Can you copy out the data exactly? Leave the images out.

• [Extracted entries]:
******************************

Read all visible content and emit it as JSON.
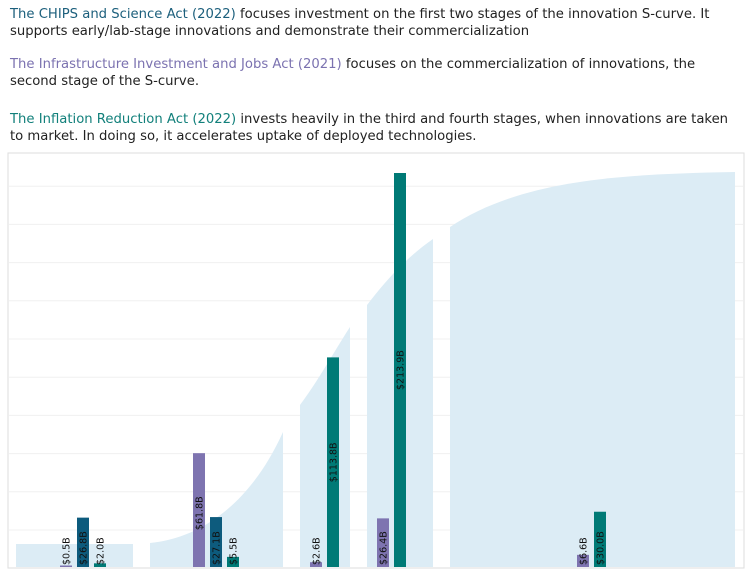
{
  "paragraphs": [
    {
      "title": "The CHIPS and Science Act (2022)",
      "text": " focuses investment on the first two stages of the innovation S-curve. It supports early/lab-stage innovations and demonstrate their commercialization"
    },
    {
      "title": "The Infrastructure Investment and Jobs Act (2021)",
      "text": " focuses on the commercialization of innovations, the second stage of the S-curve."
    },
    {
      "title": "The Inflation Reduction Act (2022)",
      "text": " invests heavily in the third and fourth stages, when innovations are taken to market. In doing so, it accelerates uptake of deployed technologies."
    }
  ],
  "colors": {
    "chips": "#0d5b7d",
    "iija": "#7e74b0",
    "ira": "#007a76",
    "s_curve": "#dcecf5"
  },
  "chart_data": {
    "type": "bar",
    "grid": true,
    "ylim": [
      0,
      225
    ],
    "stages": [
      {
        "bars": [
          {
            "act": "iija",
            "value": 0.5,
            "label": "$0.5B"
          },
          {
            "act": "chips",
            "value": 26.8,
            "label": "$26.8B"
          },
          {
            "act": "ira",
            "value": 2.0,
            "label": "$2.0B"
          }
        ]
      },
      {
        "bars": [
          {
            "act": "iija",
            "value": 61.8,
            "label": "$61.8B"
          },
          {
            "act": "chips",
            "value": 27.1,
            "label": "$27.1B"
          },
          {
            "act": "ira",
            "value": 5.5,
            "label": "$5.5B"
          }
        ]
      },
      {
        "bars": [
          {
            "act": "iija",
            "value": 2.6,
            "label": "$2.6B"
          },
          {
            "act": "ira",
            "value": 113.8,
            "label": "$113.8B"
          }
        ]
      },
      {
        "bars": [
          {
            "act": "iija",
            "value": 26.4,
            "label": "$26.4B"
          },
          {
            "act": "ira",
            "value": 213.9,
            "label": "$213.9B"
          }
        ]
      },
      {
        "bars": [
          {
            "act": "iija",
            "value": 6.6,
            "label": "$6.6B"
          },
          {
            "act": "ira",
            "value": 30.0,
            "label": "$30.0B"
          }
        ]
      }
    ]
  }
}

******************************

• [Finished answer]:
Read all visible content and emit it as JSON.
{
  "paragraphs": [
    {
      "title": "The CHIPS and Science Act (2022)",
      "text": " focuses investment on the first two stages of the innovation S-curve. It supports early/lab-stage innovations and demonstrate their commercialization"
    },
    {
      "title": "The Infrastructure Investment and Jobs Act (2021)",
      "text": " focuses on the commercialization of innovations, the second stage of the S-curve."
    },
    {
      "title": "The Inflation Reduction Act (2022)",
      "text": " invests heavily in the third and fourth stages, when innovations are taken to market. In doing so, it accelerates uptake of deployed technologies."
    }
  ],
  "colors": {
    "chips": "#0d5b7d",
    "iija": "#7e74b0",
    "ira": "#007a76",
    "s_curve": "#dcecf5"
  },
  "chart_data": {
    "type": "bar",
    "grid": true,
    "ylim": [
      0,
      225
    ],
    "stages": [
      {
        "bars": [
          {
            "act": "iija",
            "value": 0.5,
            "label": "$0.5B"
          },
          {
            "act": "chips",
            "value": 26.8,
            "label": "$26.8B"
          },
          {
            "act": "ira",
            "value": 2.0,
            "label": "$2.0B"
          }
        ]
      },
      {
        "bars": [
          {
            "act": "iija",
            "value": 61.8,
            "label": "$61.8B"
          },
          {
            "act": "chips",
            "value": 27.1,
            "label": "$27.1B"
          },
          {
            "act": "ira",
            "value": 5.5,
            "label": "$5.5B"
          }
        ]
      },
      {
        "bars": [
          {
            "act": "iija",
            "value": 2.6,
            "label": "$2.6B"
          },
          {
            "act": "ira",
            "value": 113.8,
            "label": "$113.8B"
          }
        ]
      },
      {
        "bars": [
          {
            "act": "iija",
            "value": 26.4,
            "label": "$26.4B"
          },
          {
            "act": "ira",
            "value": 213.9,
            "label": "$213.9B"
          }
        ]
      },
      {
        "bars": [
          {
            "act": "iija",
            "value": 6.6,
            "label": "$6.6B"
          },
          {
            "act": "ira",
            "value": 30.0,
            "label": "$30.0B"
          }
        ]
      }
    ]
  }
}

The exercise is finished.